WHAT YOU WILL DO -> Say how many lines hold the string "рассматриваемые", and nothing more.

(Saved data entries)
________
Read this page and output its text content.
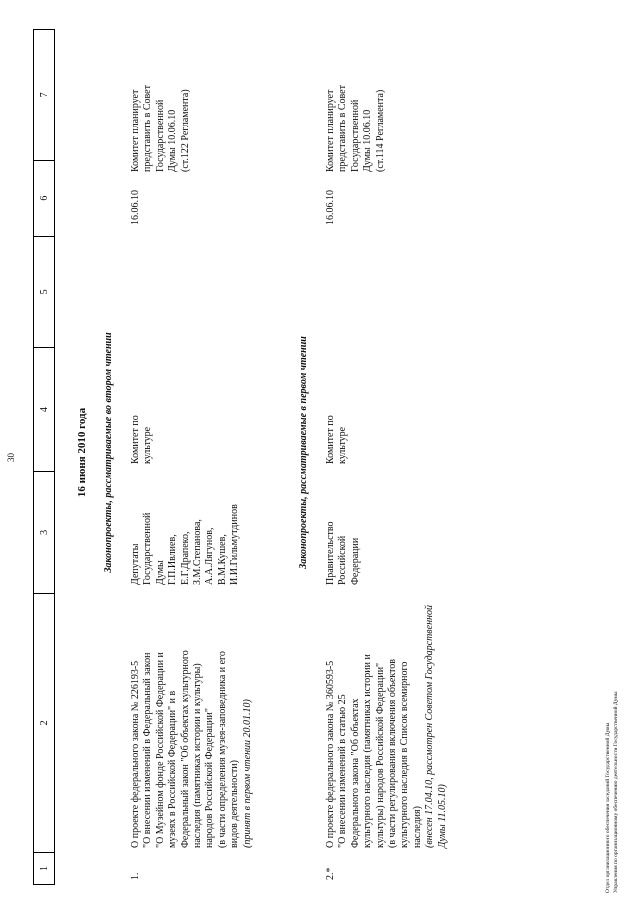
30
1
2
3
4
5
6
7
16 июня 2010 года Законопроекты, рассматриваемые во втором чтении
1.
О проекте федерального закона № 226193-5 "О внесении изменений в Федеральный закон "О Музейном фонде Российской Федерации и музеях в Российской Федерации" и в Федеральный закон "Об объектах культурного наследия (памятниках истории и культуры) народов Российской Федерации" (в части определения музея-заповедника и его видов деятельности) (принят в первом чтении 20.01.10)
Депутаты Государственной Думы Г.П.Ивлиев, Е.Г.Драпеко, З.М.Степанова, А.А.Лягунов, В.М.Кушев, И.И.Гильмутдинов
Комитет по культуре
16.06.10
Комитет планирует представить в Совет Государственной Думы 10.06.10 (ст.122 Регламента)
Законопроекты, рассматриваемые в первом чтении
2.*
О проекте федерального закона № 360593-5 "О внесении изменений в статью 25 Федерального закона "Об объектах культурного наследия (памятниках истории и культуры) народов Российской Федерации" (в части регулирования включения объектов культурного наследия в Список всемирного наследия) (внесен 17.04.10, рассмотрен Советом Государственной Думы 11.05.10)
Правительство Российской Федерации
Комитет по культуре
16.06.10
Комитет планирует представить в Совет Государственной Думы 10.06.10 (ст.114 Регламента)
Отдел организационного обеспечения заседаний Государственной Думы Управления по организационному обеспечению деятельности Государственной Думы
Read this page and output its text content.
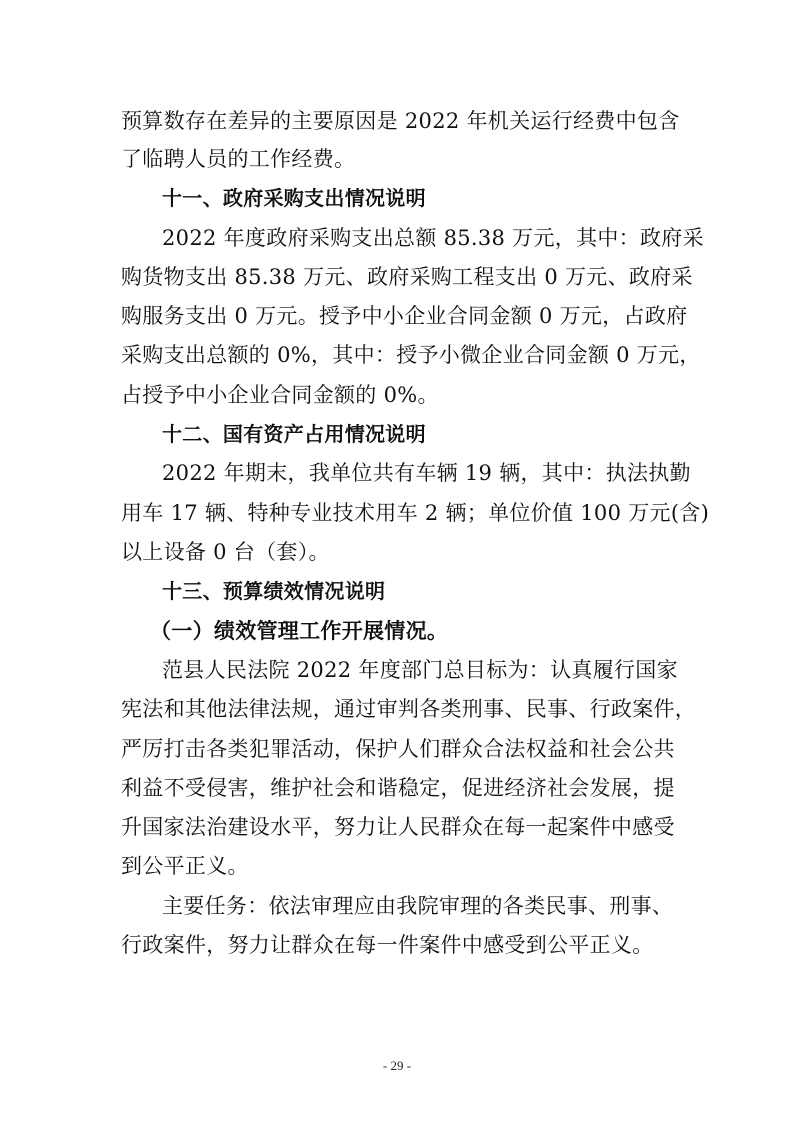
预算数存在差异的主要原因是 2022 年机关运行经费中包含
了临聘人员的工作经费。
十一、政府采购支出情况说明
2022 年度政府采购支出总额 85.38 万元，其中：政府采
购货物支出 85.38 万元、政府采购工程支出 0 万元、政府采
购服务支出 0 万元。授予中小企业合同金额 0 万元，占政府
采购支出总额的 0%，其中：授予小微企业合同金额 0 万元，
占授予中小企业合同金额的 0%。
十二、国有资产占用情况说明
2022 年期末，我单位共有车辆 19 辆，其中：执法执勤
用车 17 辆、特种专业技术用车 2 辆；单位价值 100 万元(含)
以上设备 0 台（套）。
十三、预算绩效情况说明
（一）绩效管理工作开展情况。
范县人民法院 2022 年度部门总目标为：认真履行国家
宪法和其他法律法规，通过审判各类刑事、民事、行政案件，
严厉打击各类犯罪活动，保护人们群众合法权益和社会公共
利益不受侵害，维护社会和谐稳定，促进经济社会发展，提
升国家法治建设水平，努力让人民群众在每一起案件中感受
到公平正义。
主要任务：依法审理应由我院审理的各类民事、刑事、
行政案件，努力让群众在每一件案件中感受到公平正义。
- 29 -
________
CORRECT RESULT -> 2